In fact, I have copied it into my project repository. I mean I created a file named lib under my project and all lib files that I used are in it.
There are also other lib files such as liblog4cpp.a, but they are all good. Only the libblpapi3_64.so gets the error.
Is it because it's a .so file not .a file? Or there is other reason?
Btw, the file name of libblpapi3_64.so is green and others files(.a) is white. I think it's not a link file, it's the original file.
Briefly:
ld does not know about where your project libs are located. You have to place it into ld's known directories or specify the full path of your library by -L parameter to the linker.
To be able to build your program you need to have your library in /bin/ld search paths and your colleague too. Why? See detailed answer.
Detailed:
At first, we should understand what tools do what:
The compiler produces simple object files with unresolved symbols (it does not care about symbols so much at it's running time).
The linker combines a number of object and archive files, relocates their data and ties up symbol references into a single file: an executable or a library.
Let's start with some example. For example, you have a project which consists of 3 files: main.c, func.h and func.c.
main.c
#include "func.h"
int main() {
func();
return 0;
}
func.h
void func();
func.c
#include "func.h"

Page layout parsing data
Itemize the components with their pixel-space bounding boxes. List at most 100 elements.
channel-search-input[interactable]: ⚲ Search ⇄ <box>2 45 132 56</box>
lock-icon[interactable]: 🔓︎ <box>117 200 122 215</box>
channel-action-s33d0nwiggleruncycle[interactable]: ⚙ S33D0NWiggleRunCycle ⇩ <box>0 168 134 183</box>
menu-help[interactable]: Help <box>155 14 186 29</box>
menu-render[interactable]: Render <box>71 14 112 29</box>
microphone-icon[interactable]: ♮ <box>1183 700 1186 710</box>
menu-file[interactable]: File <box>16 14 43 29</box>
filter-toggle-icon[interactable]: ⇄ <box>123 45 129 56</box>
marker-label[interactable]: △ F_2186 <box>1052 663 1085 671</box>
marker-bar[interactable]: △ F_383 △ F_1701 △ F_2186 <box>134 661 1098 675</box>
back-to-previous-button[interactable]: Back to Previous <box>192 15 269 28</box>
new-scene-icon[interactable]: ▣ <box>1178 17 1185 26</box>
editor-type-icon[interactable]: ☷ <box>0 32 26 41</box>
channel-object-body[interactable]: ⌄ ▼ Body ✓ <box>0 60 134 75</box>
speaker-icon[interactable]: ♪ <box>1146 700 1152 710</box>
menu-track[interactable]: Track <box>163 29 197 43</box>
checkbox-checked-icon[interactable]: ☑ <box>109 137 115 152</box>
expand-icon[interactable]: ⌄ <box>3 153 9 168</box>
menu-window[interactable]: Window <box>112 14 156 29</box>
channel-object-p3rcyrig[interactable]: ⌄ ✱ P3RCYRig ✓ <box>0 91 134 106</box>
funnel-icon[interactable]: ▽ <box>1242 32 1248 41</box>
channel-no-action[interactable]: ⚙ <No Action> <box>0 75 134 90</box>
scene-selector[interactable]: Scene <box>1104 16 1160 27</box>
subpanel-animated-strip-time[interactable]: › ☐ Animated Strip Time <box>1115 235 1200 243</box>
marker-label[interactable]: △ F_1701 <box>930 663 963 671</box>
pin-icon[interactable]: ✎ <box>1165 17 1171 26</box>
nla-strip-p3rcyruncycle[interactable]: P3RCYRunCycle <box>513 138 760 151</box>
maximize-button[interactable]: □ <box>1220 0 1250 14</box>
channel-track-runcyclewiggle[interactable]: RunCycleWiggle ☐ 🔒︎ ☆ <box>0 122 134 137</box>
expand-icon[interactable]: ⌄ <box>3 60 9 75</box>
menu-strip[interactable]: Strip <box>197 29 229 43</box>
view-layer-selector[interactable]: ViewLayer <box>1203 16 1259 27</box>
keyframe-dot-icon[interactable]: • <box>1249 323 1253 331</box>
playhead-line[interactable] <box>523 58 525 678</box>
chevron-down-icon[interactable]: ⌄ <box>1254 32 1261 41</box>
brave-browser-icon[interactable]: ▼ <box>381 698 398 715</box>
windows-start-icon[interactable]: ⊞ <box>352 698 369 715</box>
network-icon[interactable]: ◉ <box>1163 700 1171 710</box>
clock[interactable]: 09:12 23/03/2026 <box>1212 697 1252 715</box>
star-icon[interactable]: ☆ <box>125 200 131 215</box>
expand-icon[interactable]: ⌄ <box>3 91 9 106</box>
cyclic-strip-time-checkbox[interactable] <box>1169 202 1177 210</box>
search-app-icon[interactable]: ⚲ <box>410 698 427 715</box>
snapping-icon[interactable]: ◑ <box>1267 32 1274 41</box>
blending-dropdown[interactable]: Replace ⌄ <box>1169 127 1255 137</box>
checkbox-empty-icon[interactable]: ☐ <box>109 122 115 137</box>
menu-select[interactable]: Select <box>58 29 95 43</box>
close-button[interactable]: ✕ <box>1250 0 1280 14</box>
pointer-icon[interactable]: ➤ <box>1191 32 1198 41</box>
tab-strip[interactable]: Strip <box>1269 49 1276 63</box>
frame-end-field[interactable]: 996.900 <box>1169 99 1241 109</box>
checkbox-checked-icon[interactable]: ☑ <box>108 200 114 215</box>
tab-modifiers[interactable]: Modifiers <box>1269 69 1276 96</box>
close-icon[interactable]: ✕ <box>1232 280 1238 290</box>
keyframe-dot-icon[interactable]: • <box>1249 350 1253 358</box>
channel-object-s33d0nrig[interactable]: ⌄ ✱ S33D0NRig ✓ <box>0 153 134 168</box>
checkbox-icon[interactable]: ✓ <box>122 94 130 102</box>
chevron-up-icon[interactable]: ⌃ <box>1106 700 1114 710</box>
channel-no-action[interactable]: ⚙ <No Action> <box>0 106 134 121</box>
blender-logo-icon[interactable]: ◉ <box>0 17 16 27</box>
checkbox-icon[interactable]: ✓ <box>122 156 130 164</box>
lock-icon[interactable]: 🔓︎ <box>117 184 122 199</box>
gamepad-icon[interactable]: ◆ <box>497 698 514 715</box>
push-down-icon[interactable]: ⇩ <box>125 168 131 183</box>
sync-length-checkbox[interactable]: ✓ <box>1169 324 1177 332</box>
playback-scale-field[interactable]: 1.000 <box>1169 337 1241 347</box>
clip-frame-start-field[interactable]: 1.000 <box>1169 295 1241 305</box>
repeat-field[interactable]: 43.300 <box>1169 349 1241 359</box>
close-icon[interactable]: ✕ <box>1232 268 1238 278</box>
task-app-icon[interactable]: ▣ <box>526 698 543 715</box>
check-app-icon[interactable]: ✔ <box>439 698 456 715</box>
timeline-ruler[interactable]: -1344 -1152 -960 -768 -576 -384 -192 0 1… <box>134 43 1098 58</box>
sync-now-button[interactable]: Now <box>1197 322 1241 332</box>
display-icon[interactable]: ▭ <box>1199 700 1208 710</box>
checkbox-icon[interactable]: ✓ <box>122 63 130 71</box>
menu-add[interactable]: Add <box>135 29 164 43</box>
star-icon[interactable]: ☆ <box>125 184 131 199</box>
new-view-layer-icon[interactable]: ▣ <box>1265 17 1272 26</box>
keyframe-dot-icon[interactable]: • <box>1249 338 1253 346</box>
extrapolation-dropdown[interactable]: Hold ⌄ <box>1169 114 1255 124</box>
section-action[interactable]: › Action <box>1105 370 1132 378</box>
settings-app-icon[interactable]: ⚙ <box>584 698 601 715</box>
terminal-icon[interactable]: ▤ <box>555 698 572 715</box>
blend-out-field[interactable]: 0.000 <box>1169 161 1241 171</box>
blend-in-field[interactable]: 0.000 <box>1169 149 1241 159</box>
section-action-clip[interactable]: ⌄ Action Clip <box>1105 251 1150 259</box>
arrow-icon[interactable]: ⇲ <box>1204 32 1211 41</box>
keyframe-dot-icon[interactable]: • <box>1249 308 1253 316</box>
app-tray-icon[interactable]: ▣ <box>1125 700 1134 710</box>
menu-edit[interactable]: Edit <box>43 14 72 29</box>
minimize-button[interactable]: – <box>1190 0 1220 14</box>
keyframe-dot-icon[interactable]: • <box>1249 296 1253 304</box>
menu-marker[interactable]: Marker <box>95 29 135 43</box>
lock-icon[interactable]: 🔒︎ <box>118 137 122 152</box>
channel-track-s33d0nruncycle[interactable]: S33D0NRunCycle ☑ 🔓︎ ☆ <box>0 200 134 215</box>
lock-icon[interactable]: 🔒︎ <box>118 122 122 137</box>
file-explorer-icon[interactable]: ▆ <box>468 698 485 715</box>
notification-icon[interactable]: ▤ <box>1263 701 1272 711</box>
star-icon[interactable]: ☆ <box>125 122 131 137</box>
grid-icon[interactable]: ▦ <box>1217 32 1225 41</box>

*WORK TO BE COMPLETED*
From the linker explanation, set down the passage from "To be able to" up to and including "it's running time)." word for word.

*SOLUTION FOR THIS EXERCISE*
To be able to build your program you need to have your library in /bin/ld search paths and your colleague too. Why? See detailed answer.
Detailed:
At first, we should understand what tools do what:
The compiler produces simple object files with unresolved symbols (it does not care about symbols so much at it's running time).